(Data excerpts)

★ ★ ★

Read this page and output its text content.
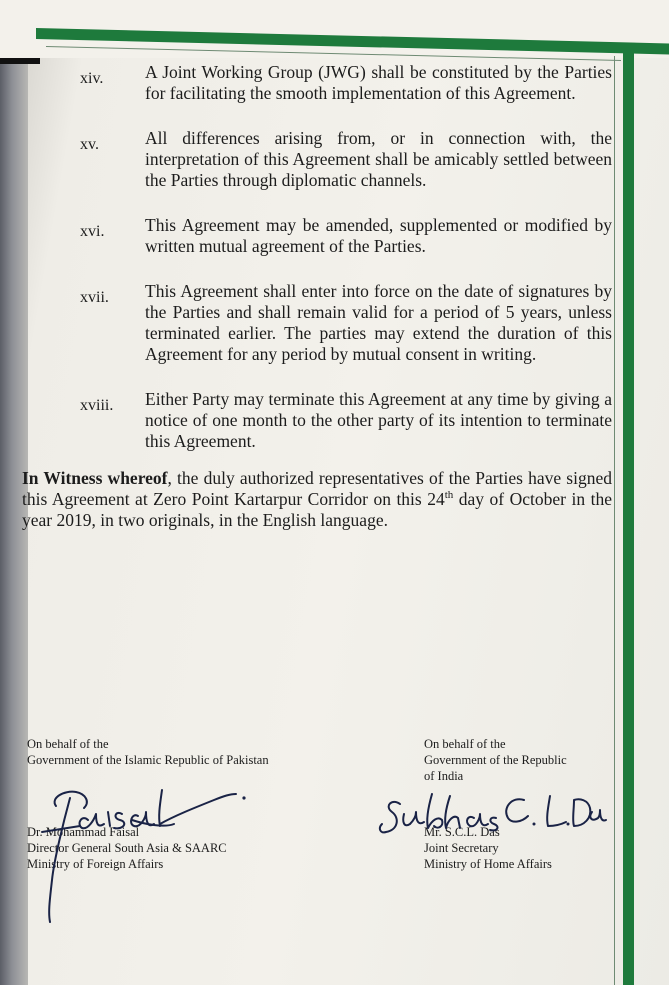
xiv. A Joint Working Group (JWG) shall be constituted by the Parties for facilitating the smooth implementation of this Agreement.
xv.	All differences arising from, or in connection with, the interpretation of this Agreement shall be amicably settled between the Parties through diplomatic channels.
xvi. This Agreement may be amended, supplemented or modified by written mutual agreement of the Parties.
xvii. This Agreement shall enter into force on the date of signatures by the Parties and shall remain valid for a period of 5 years, unless terminated earlier. The parties may extend the duration of this Agreement for any period by mutual consent in writing.
xviii. Either Party may terminate this Agreement at any time by giving a notice of one month to the other party of its intention to terminate this Agreement.
In Witness whereof, the duly authorized representatives of the Parties have signed this Agreement at Zero Point Kartarpur Corridor on this 24th day of October in the year 2019, in two originals, in the English language.
On behalf of the
Government of the Islamic Republic of Pakistan
Dr. Mohammad Faisal
Director General South Asia & SAARC
Ministry of Foreign Affairs
On behalf of the
Government of the Republic
of India
Mr. S.C.L. Das
Joint Secretary
Ministry of Home Affairs
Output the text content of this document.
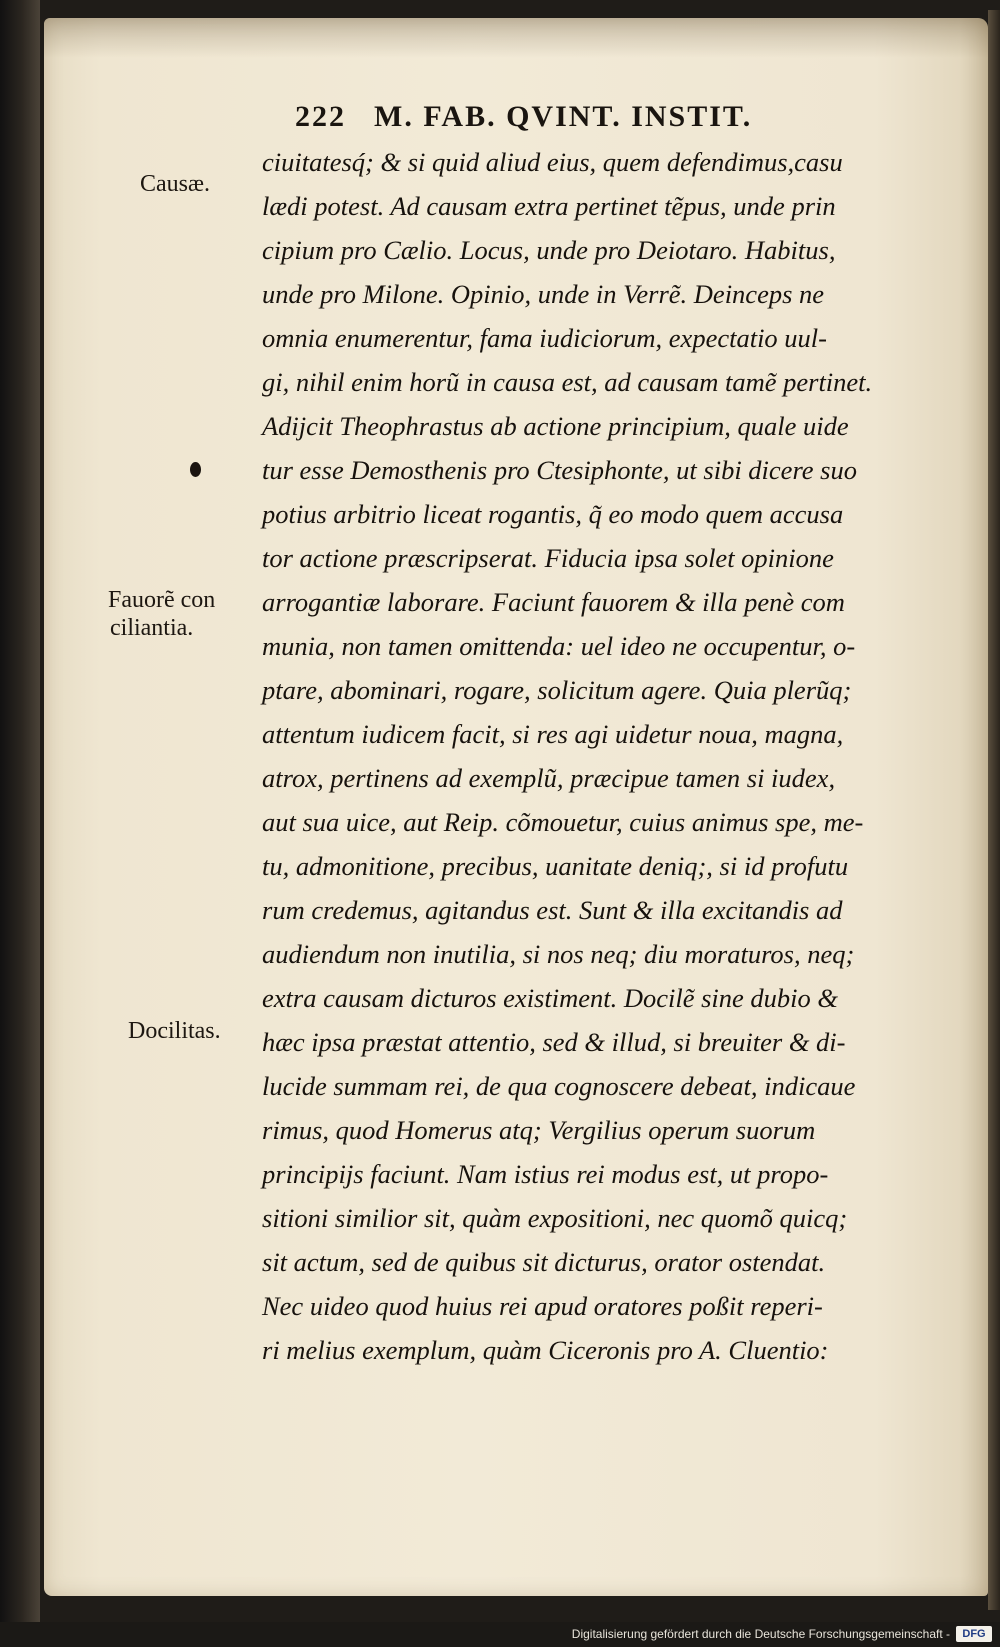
222 M. FAB. QVINT. INSTIT.

Causæ.

Fauorẽ con

ciliantia.

Docilitas.

ciuitatesq́; & si quid aliud eius, quem defendimus,casu
lædi potest. Ad causam extra pertinet tẽpus, unde prin
cipium pro Cælio. Locus, unde pro Deiotaro. Habitus,
unde pro Milone. Opinio, unde in Verrẽ. Deinceps ne
omnia enumerentur, fama iudiciorum, expectatio uul-
gi, nihil enim horũ in causa est, ad causam tamẽ pertinet.
Adijcit Theophrastus ab actione principium, quale uide
tur esse Demosthenis pro Ctesiphonte, ut sibi dicere suo
potius arbitrio liceat rogantis, q̃ eo modo quem accusa
tor actione præscripserat. Fiducia ipsa solet opinione
arrogantiæ laborare. Faciunt fauorem & illa penè com
munia, non tamen omittenda: uel ideo ne occupentur, o-
ptare, abominari, rogare, solicitum agere. Quia plerũq;
attentum iudicem facit, si res agi uidetur noua, magna,
atrox, pertinens ad exemplũ, præcipue tamen si iudex,
aut sua uice, aut Reip. cõmouetur, cuius animus spe, me-
tu, admonitione, precibus, uanitate deniq;, si id profutu
rum credemus, agitandus est. Sunt & illa excitandis ad
audiendum non inutilia, si nos neq; diu moraturos, neq;
extra causam dicturos existiment. Docilẽ sine dubio &
hæc ipsa præstat attentio, sed & illud, si breuiter & di-
lucide summam rei, de qua cognoscere debeat, indicaue
rimus, quod Homerus atq; Vergilius operum suorum
principijs faciunt. Nam istius rei modus est, ut propo-
sitioni similior sit, quàm expositioni, nec quomõ quicq;
sit actum, sed de quibus sit dicturus, orator ostendat.
Nec uideo quod huius rei apud oratores poßit reperi-
ri melius exemplum, quàm Ciceronis pro A. Cluentio:

Digitalisierung gefördert durch die Deutsche Forschungsgemeinschaft -	DFG
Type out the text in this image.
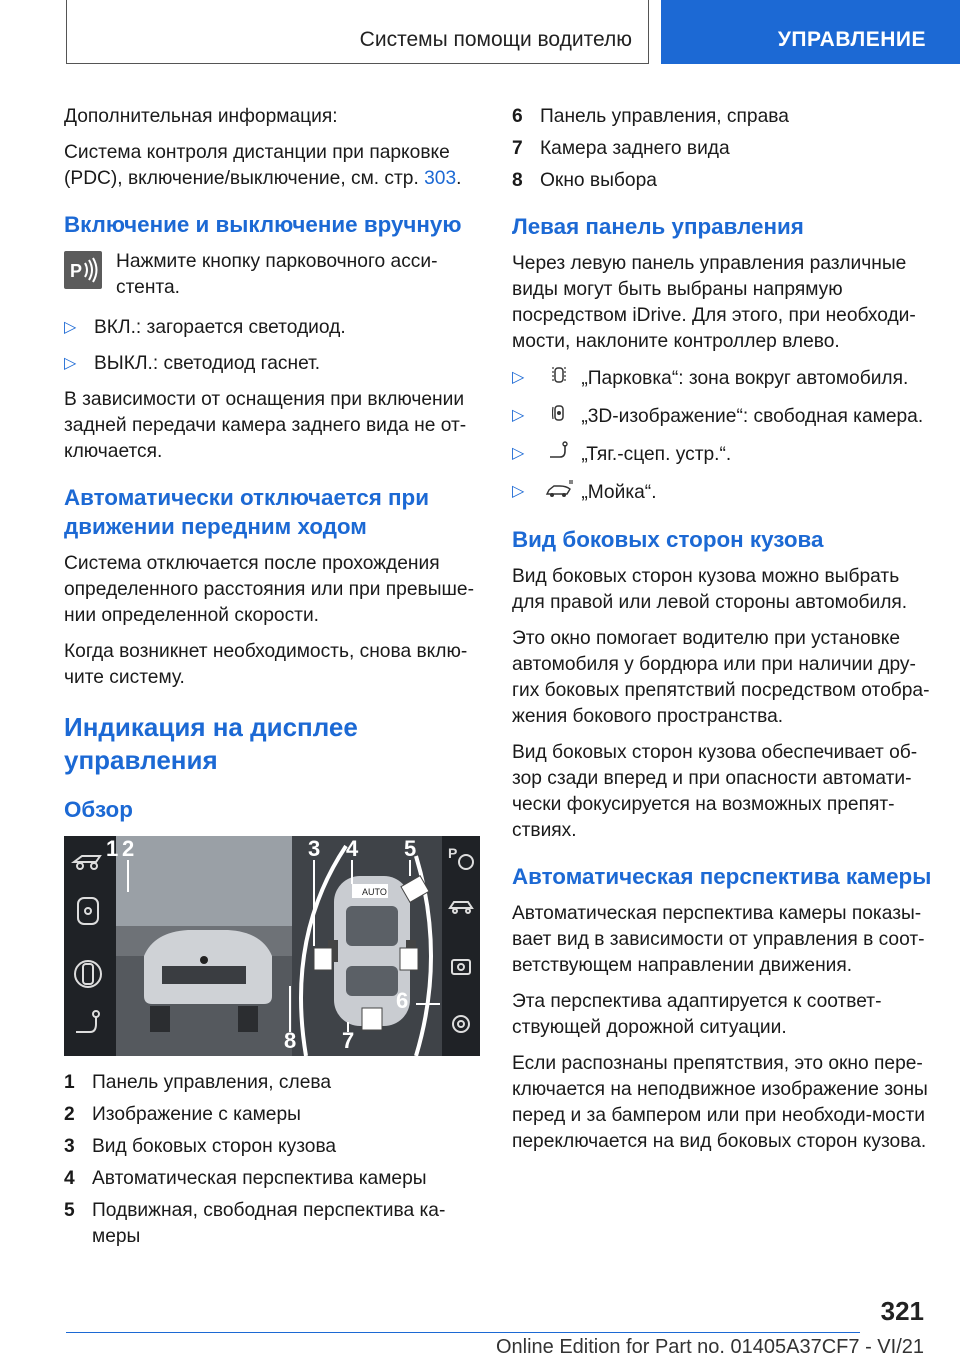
Системы помощи водителю	УПРАВЛЕНИЕ

Дополнительная информация:

Система контроля дистанции при парковке (PDC), включение/выключение, см. стр. 303.

Включение и выключение вручную
P Нажмите кнопку парковочного асси-стента.

▷ ВКЛ.: загорается светодиод.
▷ ВЫКЛ.: светодиод гаснет.

В зависимости от оснащения при включении задней передачи камера заднего вида не от-ключается.

Автоматически отключается при движении передним ходом

Система отключается после прохождения определенного расстояния или при превыше-нии определенной скорости.

Когда возникнет необходимость, снова вклю-чите систему.

Индикация на дисплее управления
Обзор
AUTO
P
1 2	3 4 5
6
7
8
1 Панель управления, слева
2 Изображение с камеры
3 Вид боковых сторон кузова
4 Автоматическая перспектива камеры
5 Подвижная, свободная перспектива ка-меры
6 Панель управления, справа
7 Камера заднего вида
8 Окно выбора
Левая панель управления

Через левую панель управления различные виды могут быть выбраны напрямую посредством iDrive. Для этого, при необходи-мости, наклоните контроллер влево.

▷	„Парковка“: зона вокруг автомобиля.
▷	„3D-изображение“: свободная камера.
▷	„Тяг.-сцеп. устр.“.
▷	„Мойка“.
Вид боковых сторон кузова

Вид боковых сторон кузова можно выбрать для правой или левой стороны автомобиля.

Это окно помогает водителю при установке автомобиля у бордюра или при наличии дру-гих боковых препятствий посредством отобра-жения бокового пространства.

Вид боковых сторон кузова обеспечивает об-зор сзади вперед и при опасности автомати-чески фокусируется на возможных препят-ствиях.

Автоматическая перспектива камеры

Автоматическая перспектива камеры показы-вает вид в зависимости от управления в соот-ветствующем направлении движения.

Эта перспектива адаптируется к соответ-ствующей дорожной ситуации.

Если распознаны препятствия, это окно пере-ключается на неподвижное изображение зоны перед и за бампером или при необходи-мости переключается на вид боковых сторон кузова.

321
Online Edition for Part no. 01405A37CF7 - VI/21
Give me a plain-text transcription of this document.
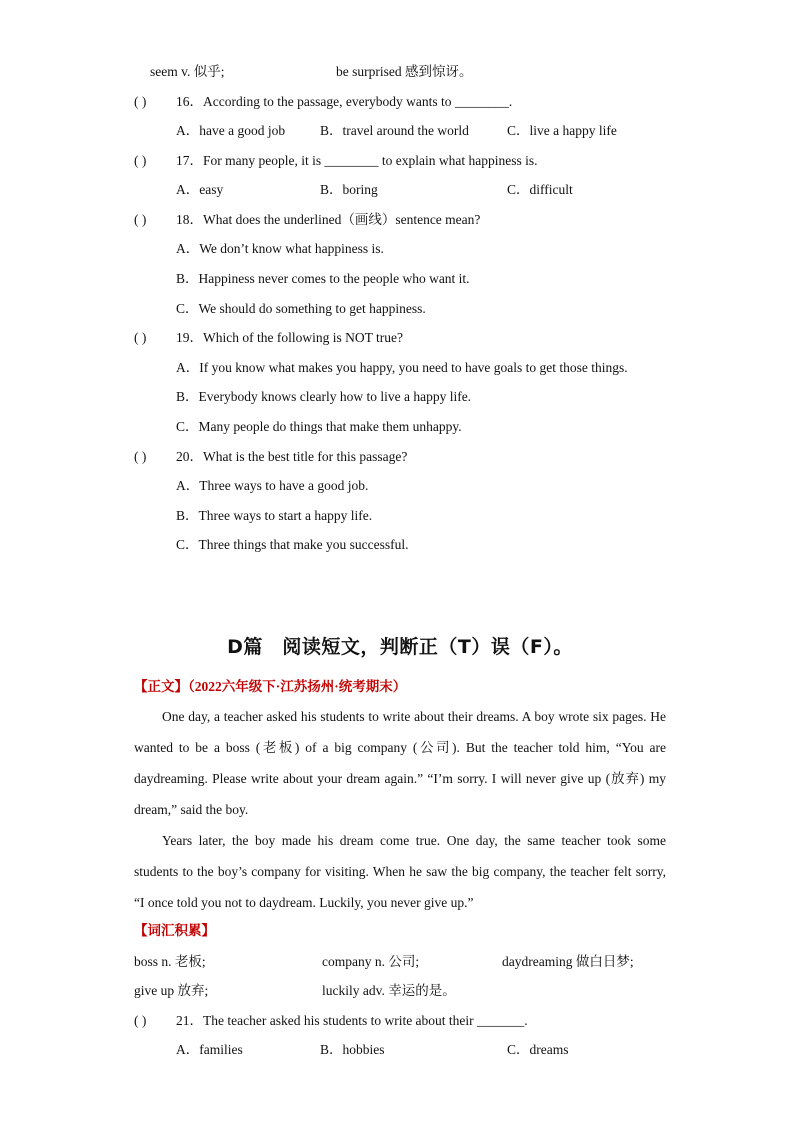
seem v. 似乎;	be surprised 感到惊讶。
( ) 16．According to the passage, everybody wants to ________.
A．have a good job	B．travel around the world	C．live a happy life
( ) 17．For many people, it is ________ to explain what happiness is.
A．easy	B．boring	C．difficult
( ) 18．What does the underlined（画线）sentence mean?
A．We don’t know what happiness is.
B．Happiness never comes to the people who want it.
C．We should do something to get happiness.
( ) 19．Which of the following is NOT true?
A．If you know what makes you happy, you need to have goals to get those things.
B．Everybody knows clearly how to live a happy life.
C．Many people do things that make them unhappy.
( ) 20．What is the best title for this passage?
A．Three ways to have a good job.
B．Three ways to start a happy life.
C．Three things that make you successful.
D篇　阅读短文，判断正（T）误（F）。
【正文】（2022六年级下·江苏扬州·统考期末）

One day, a teacher asked his students to write about their dreams. A boy wrote six pages. He wanted to be a boss (老板) of a big company (公司). But the teacher told him, “You are daydreaming. Please write about your dream again.” “I’m sorry. I will never give up (放弃) my dream,” said the boy.

Years later, the boy made his dream come true. One day, the same teacher took some students to the boy’s company for visiting. When he saw the big company, the teacher felt sorry, “I once told you not to daydream. Luckily, you never give up.”

【词汇积累】
boss n. 老板;	company n. 公司;	daydreaming 做白日梦;
give up 放弃;	luckily adv. 幸运的是。
( ) 21．The teacher asked his students to write about their _______.
A．families	B．hobbies	C．dreams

★ ★ ★

* **Exercise description**: Find "камеры". Copy every line it occurs in.

* **The result**:
2 Изображение с камеры
4 Автоматическая перспектива камеры
Автоматическая перспектива камеры
Автоматическая перспектива камеры показы-вает вид в зависимости от управления в соот-ветствующем направлении движения.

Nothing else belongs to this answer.